%%

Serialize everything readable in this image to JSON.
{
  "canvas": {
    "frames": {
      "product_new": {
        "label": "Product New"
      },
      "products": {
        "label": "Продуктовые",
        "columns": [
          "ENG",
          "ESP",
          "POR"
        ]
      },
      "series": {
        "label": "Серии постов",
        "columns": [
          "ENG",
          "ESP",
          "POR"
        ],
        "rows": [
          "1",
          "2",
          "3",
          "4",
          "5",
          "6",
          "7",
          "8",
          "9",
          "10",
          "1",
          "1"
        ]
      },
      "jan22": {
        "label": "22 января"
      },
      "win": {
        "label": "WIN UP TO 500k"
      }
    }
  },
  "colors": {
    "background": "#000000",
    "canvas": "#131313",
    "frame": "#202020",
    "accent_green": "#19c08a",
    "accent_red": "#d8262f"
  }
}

%%
%%

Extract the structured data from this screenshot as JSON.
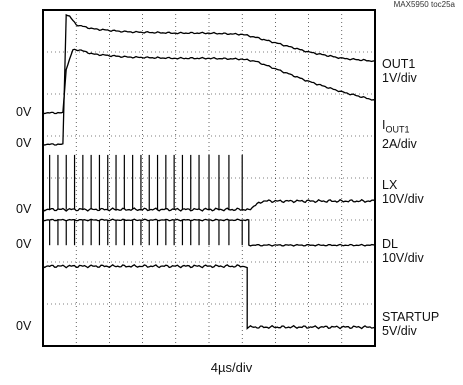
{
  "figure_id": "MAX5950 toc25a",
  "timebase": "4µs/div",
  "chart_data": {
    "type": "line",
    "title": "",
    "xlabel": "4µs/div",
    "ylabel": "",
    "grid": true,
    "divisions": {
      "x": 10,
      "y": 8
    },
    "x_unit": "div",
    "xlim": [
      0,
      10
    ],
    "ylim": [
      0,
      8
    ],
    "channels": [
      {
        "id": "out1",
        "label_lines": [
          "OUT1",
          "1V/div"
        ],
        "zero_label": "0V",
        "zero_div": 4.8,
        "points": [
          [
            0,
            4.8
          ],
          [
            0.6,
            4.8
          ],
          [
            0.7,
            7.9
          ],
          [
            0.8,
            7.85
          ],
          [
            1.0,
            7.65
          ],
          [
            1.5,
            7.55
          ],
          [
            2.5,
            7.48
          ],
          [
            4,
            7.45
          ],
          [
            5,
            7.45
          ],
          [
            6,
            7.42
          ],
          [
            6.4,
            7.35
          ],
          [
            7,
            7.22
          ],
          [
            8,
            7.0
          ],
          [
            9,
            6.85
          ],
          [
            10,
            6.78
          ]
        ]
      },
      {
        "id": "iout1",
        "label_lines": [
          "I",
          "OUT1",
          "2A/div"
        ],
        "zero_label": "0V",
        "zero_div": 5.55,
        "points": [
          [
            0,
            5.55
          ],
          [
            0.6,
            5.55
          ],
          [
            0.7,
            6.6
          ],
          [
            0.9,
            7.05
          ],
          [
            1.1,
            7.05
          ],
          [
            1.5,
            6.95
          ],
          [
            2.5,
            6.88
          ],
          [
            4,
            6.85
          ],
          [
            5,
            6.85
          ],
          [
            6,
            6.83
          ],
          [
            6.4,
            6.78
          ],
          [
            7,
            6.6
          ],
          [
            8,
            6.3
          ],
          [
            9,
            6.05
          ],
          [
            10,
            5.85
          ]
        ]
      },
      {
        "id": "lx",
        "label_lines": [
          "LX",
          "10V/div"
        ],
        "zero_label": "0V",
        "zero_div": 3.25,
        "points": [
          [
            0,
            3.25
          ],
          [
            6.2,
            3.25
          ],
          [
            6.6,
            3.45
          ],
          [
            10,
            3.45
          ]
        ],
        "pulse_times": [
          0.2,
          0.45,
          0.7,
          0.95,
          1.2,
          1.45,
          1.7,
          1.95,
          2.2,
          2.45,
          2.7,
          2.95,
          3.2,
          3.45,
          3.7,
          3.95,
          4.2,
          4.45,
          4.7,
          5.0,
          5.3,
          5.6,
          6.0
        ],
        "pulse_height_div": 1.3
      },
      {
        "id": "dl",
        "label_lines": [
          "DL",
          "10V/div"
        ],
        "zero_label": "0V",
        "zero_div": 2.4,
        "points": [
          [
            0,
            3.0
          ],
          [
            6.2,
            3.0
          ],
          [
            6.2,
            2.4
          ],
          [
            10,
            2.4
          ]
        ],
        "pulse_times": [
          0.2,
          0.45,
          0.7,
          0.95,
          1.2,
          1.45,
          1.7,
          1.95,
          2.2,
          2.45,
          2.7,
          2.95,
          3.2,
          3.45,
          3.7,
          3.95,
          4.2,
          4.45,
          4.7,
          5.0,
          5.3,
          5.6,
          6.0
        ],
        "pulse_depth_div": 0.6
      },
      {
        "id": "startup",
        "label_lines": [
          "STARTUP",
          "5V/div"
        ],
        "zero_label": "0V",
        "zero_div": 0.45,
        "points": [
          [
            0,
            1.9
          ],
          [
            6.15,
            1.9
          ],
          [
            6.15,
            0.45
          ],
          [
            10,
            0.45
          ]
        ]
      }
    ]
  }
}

%%
%%

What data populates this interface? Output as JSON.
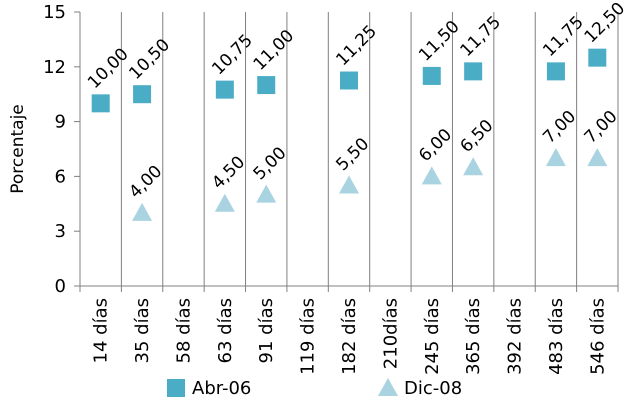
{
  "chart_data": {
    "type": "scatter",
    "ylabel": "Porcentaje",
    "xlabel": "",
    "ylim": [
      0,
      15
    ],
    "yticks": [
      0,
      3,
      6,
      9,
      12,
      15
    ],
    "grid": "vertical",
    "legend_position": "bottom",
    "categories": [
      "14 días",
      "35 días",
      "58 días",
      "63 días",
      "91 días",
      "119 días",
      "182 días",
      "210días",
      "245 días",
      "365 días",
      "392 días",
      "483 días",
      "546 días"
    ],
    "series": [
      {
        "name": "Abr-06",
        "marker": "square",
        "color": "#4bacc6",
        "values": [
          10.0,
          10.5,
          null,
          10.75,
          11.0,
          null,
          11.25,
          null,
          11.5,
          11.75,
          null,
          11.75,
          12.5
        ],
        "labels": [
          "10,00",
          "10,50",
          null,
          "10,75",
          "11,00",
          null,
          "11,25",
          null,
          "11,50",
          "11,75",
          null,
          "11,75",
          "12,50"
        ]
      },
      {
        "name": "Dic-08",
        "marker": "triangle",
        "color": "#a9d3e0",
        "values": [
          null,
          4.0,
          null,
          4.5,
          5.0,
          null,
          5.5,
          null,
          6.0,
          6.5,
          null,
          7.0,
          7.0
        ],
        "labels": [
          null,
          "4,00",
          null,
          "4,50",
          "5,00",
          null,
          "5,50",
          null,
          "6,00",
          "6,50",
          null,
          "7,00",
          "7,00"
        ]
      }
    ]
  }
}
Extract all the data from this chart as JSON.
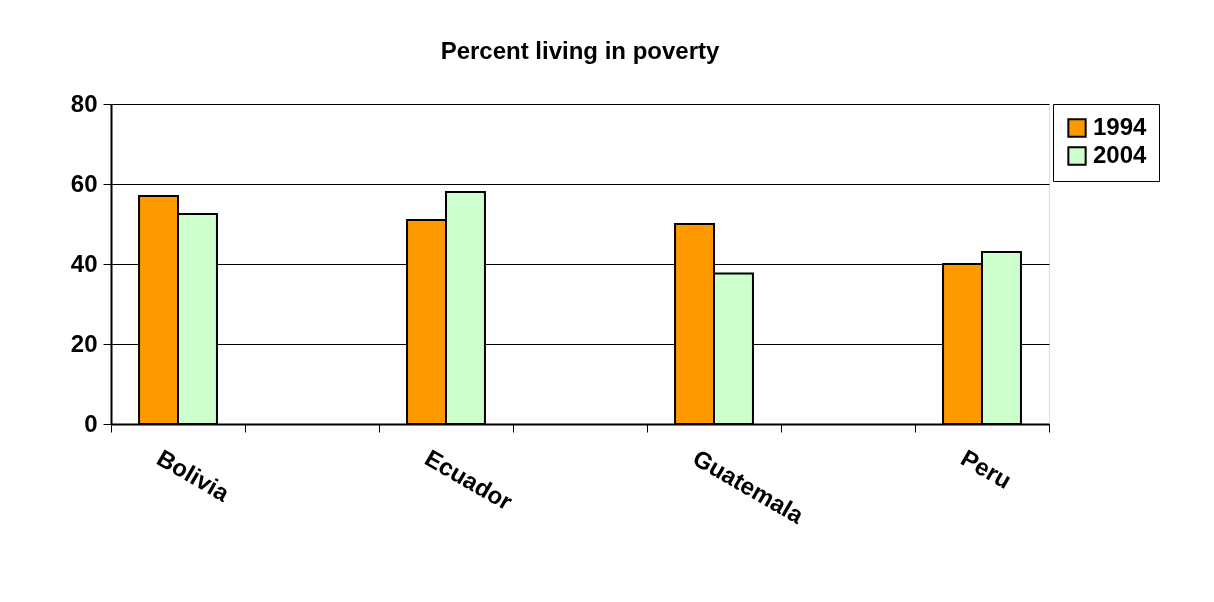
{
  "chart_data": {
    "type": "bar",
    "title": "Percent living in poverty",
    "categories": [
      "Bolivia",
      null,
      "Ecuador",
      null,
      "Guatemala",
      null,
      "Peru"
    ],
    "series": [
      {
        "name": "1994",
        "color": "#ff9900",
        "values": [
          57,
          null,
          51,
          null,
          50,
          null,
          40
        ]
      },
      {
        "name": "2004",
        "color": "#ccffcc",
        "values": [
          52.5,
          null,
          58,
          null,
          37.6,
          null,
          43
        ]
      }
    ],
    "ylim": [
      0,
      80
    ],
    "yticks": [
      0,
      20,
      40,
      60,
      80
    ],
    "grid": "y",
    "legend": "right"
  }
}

%%

* [What you are asked to do] Go through the data and gather every line that holds "JSON".

* [Expected answer]
Serialize everything readable in this image to JSON.
Extract the structured data from this screenshot as JSON.
What data populates this interface? Output as JSON.
Extract all the data from this chart as JSON.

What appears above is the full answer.